▸ GIVEN INSTRUCTION
Only the pictures are left out: repeat the rest of the entries exactly.

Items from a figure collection

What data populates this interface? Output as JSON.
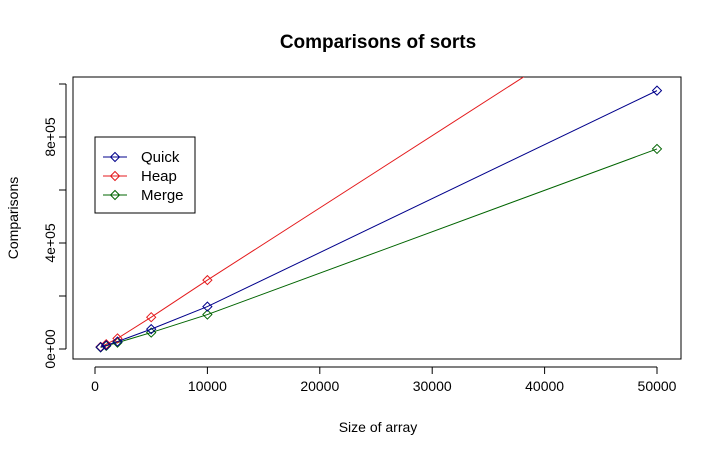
{
  "chart_data": {
    "type": "line",
    "title": "Comparisons of sorts",
    "xlabel": "Size of array",
    "ylabel": "Comparisons",
    "xlim": [
      0,
      50000
    ],
    "ylim": [
      0,
      1000000
    ],
    "x_ticks": [
      0,
      10000,
      20000,
      30000,
      40000,
      50000
    ],
    "x_tick_labels": [
      "0",
      "10000",
      "20000",
      "30000",
      "40000",
      "50000"
    ],
    "y_ticks": [
      0,
      400000,
      800000
    ],
    "y_tick_labels": [
      "0e+00",
      "4e+05",
      "8e+05"
    ],
    "grid": false,
    "legend_position": "top-left",
    "marker": "diamond",
    "series": [
      {
        "name": "Quick",
        "color": "#00008B",
        "x": [
          500,
          1000,
          2000,
          5000,
          10000,
          50000
        ],
        "y": [
          7000,
          14000,
          28000,
          75000,
          160000,
          975000
        ]
      },
      {
        "name": "Heap",
        "color": "#E41A1C",
        "x": [
          500,
          1000,
          2000,
          5000,
          10000,
          50000
        ],
        "y": [
          8000,
          18000,
          40000,
          120000,
          260000,
          1350000
        ]
      },
      {
        "name": "Merge",
        "color": "#006400",
        "x": [
          500,
          1000,
          2000,
          5000,
          10000,
          50000
        ],
        "y": [
          6000,
          12000,
          24000,
          62000,
          130000,
          755000
        ]
      }
    ]
  }
}
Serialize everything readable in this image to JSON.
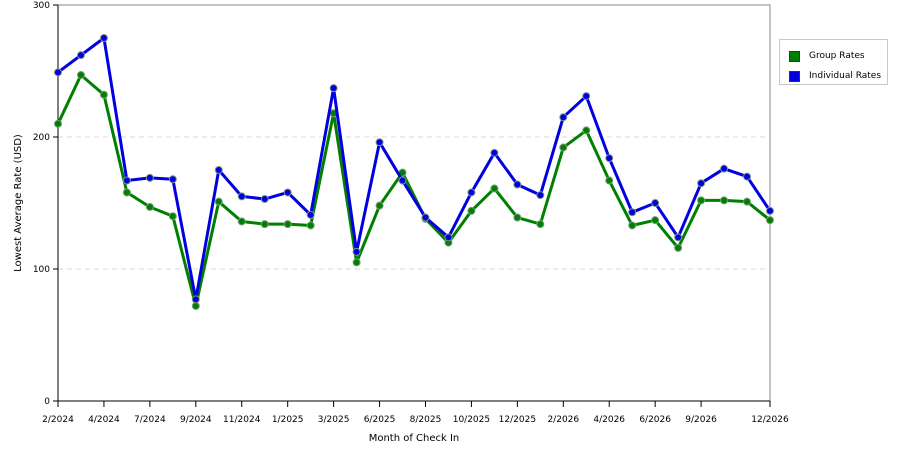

▸ PROBLEM SOLUTION
What data populates this interface? Output as JSON.
{
  "chart_data": {
    "type": "line",
    "title": "Comparisons of sorts",
    "xlabel": "Size of array",
    "ylabel": "Comparisons",
    "xlim": [
      0,
      50000
    ],
    "ylim": [
      0,
      1000000
    ],
    "x_ticks": [
      0,
      10000,
      20000,
      30000,
      40000,
      50000
    ],
    "x_tick_labels": [
      "0",
      "10000",
      "20000",
      "30000",
      "40000",
      "50000"
    ],
    "y_ticks": [
      0,
      400000,
      800000
    ],
    "y_tick_labels": [
      "0e+00",
      "4e+05",
      "8e+05"
    ],
    "grid": false,
    "legend_position": "top-left",
    "marker": "diamond",
    "series": [
      {
        "name": "Quick",
        "color": "#00008B",
        "x": [
          500,
          1000,
          2000,
          5000,
          10000,
          50000
        ],
        "y": [
          7000,
          14000,
          28000,
          75000,
          160000,
          975000
        ]
      },
      {
        "name": "Heap",
        "color": "#E41A1C",
        "x": [
          500,
          1000,
          2000,
          5000,
          10000,
          50000
        ],
        "y": [
          8000,
          18000,
          40000,
          120000,
          260000,
          1350000
        ]
      },
      {
        "name": "Merge",
        "color": "#006400",
        "x": [
          500,
          1000,
          2000,
          5000,
          10000,
          50000
        ],
        "y": [
          6000,
          12000,
          24000,
          62000,
          130000,
          755000
        ]
      }
    ]
  }
}
Serialize everything readable in this image to JSON.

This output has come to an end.